Skip the pictures. Transcribe the rest of the data below without changing a word.

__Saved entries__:
Begin

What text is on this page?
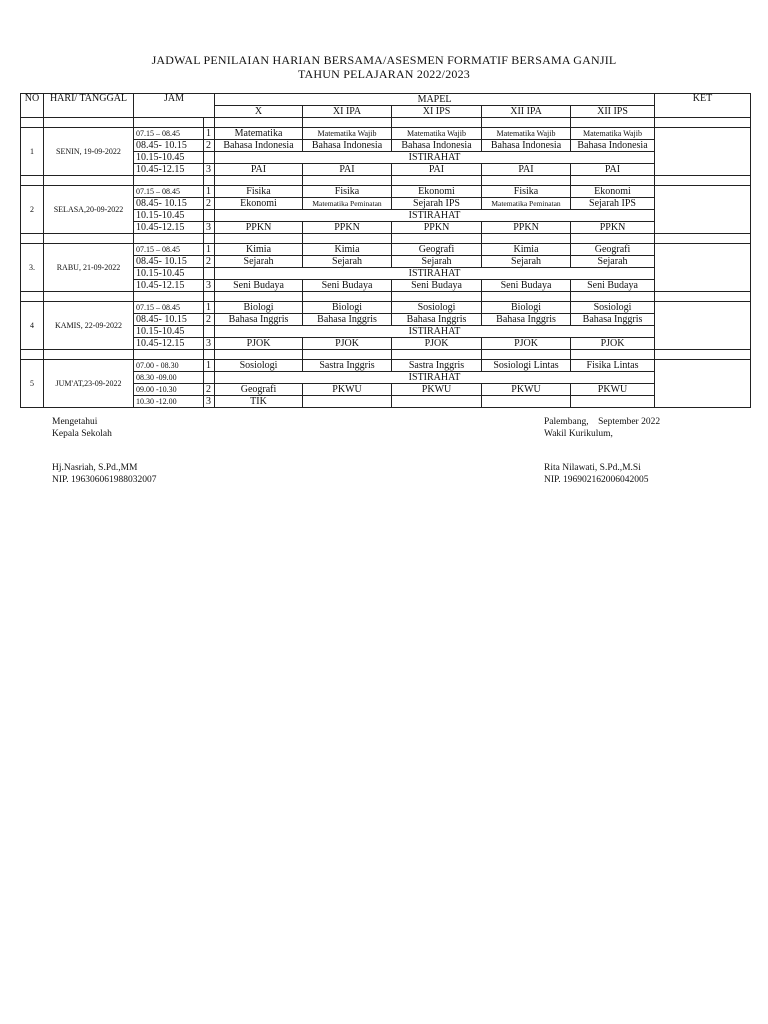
JADWAL PENILAIAN HARIAN BERSAMA/ASESMEN FORMATIF BERSAMA GANJIL
TAHUN PELAJARAN 2022/2023
NO	HARI/ TANGGAL	JAM		MAPEL					KET
				X	XI IPA	XI IPS	XII IPA	XII IPS	

1	SENIN, 19-09-2022	07.15 – 08.45	1	Matematika	Matematika Wajib	Matematika Wajib	Matematika Wajib	Matematika Wajib	
		08.45- 10.15	2	Bahasa Indonesia	Bahasa Indonesia	Bahasa Indonesia	Bahasa Indonesia	Bahasa Indonesia	
		10.15-10.45		ISTIRAHAT					
		10.45-12.15	3	PAI	PAI	PAI	PAI	PAI	

2	SELASA,20-09-2022	07.15 – 08.45	1	Fisika	Fisika	Ekonomi	Fisika	Ekonomi	
		08.45- 10.15	2	Ekonomi	Matematika Peminatan	Sejarah IPS	Matematika Peminatan	Sejarah IPS	
		10.15-10.45		ISTIRAHAT					
		10.45-12.15	3	PPKN	PPKN	PPKN	PPKN	PPKN	

3.	RABU, 21-09-2022	07.15 – 08.45	1	Kimia	Kimia	Geografi	Kimia	Geografi	
		08.45- 10.15	2	Sejarah	Sejarah	Sejarah	Sejarah	Sejarah	
		10.15-10.45		ISTIRAHAT					
		10.45-12.15	3	Seni Budaya	Seni Budaya	Seni Budaya	Seni Budaya	Seni Budaya	

4	KAMIS, 22-09-2022	07.15 – 08.45	1	Biologi	Biologi	Sosiologi	Biologi	Sosiologi	
		08.45- 10.15	2	Bahasa Inggris	Bahasa Inggris	Bahasa Inggris	Bahasa Inggris	Bahasa Inggris	
		10.15-10.45		ISTIRAHAT					
		10.45-12.15	3	PJOK	PJOK	PJOK	PJOK	PJOK	

5	JUM'AT,23-09-2022	07.00 - 08.30	1	Sosiologi	Sastra Inggris	Sastra Inggris	Sosiologi Lintas	Fisika Lintas	
		08.30 -09.00		ISTIRAHAT					
		09.00 -10.30	2	Geografi	PKWU	PKWU	PKWU	PKWU	
		10.30 -12.00	3	TIK					
Mengetahui
Kepala Sekolah
Hj.Nasriah, S.Pd.,MM
NIP. 196306061988032007
Palembang,    September 2022
Wakil Kurikulum,
Rita Nilawati, S.Pd.,M.Si
NIP. 196902162006042005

End

__Final result__:
What text is on this page?
JADWAL PENILAIAN HARIAN BERSAMA/ASESMEN FORMATIF BERSAMA GANJIL
TAHUN PELAJARAN 2022/2023
NO	HARI/ TANGGAL	JAM		MAPEL					KET
				X	XI IPA	XI IPS	XII IPA	XII IPS	

1	SENIN, 19-09-2022	07.15 – 08.45	1	Matematika	Matematika Wajib	Matematika Wajib	Matematika Wajib	Matematika Wajib	
		08.45- 10.15	2	Bahasa Indonesia	Bahasa Indonesia	Bahasa Indonesia	Bahasa Indonesia	Bahasa Indonesia	
		10.15-10.45		ISTIRAHAT					
		10.45-12.15	3	PAI	PAI	PAI	PAI	PAI	

2	SELASA,20-09-2022	07.15 – 08.45	1	Fisika	Fisika	Ekonomi	Fisika	Ekonomi	
		08.45- 10.15	2	Ekonomi	Matematika Peminatan	Sejarah IPS	Matematika Peminatan	Sejarah IPS	
		10.15-10.45		ISTIRAHAT					
		10.45-12.15	3	PPKN	PPKN	PPKN	PPKN	PPKN	

3.	RABU, 21-09-2022	07.15 – 08.45	1	Kimia	Kimia	Geografi	Kimia	Geografi	
		08.45- 10.15	2	Sejarah	Sejarah	Sejarah	Sejarah	Sejarah	
		10.15-10.45		ISTIRAHAT					
		10.45-12.15	3	Seni Budaya	Seni Budaya	Seni Budaya	Seni Budaya	Seni Budaya	

4	KAMIS, 22-09-2022	07.15 – 08.45	1	Biologi	Biologi	Sosiologi	Biologi	Sosiologi	
		08.45- 10.15	2	Bahasa Inggris	Bahasa Inggris	Bahasa Inggris	Bahasa Inggris	Bahasa Inggris	
		10.15-10.45		ISTIRAHAT					
		10.45-12.15	3	PJOK	PJOK	PJOK	PJOK	PJOK	

5	JUM'AT,23-09-2022	07.00 - 08.30	1	Sosiologi	Sastra Inggris	Sastra Inggris	Sosiologi Lintas	Fisika Lintas	
		08.30 -09.00		ISTIRAHAT					
		09.00 -10.30	2	Geografi	PKWU	PKWU	PKWU	PKWU	
		10.30 -12.00	3	TIK					
Mengetahui
Kepala Sekolah
Hj.Nasriah, S.Pd.,MM
NIP. 196306061988032007
Palembang,    September 2022
Wakil Kurikulum,
Rita Nilawati, S.Pd.,M.Si
NIP. 196902162006042005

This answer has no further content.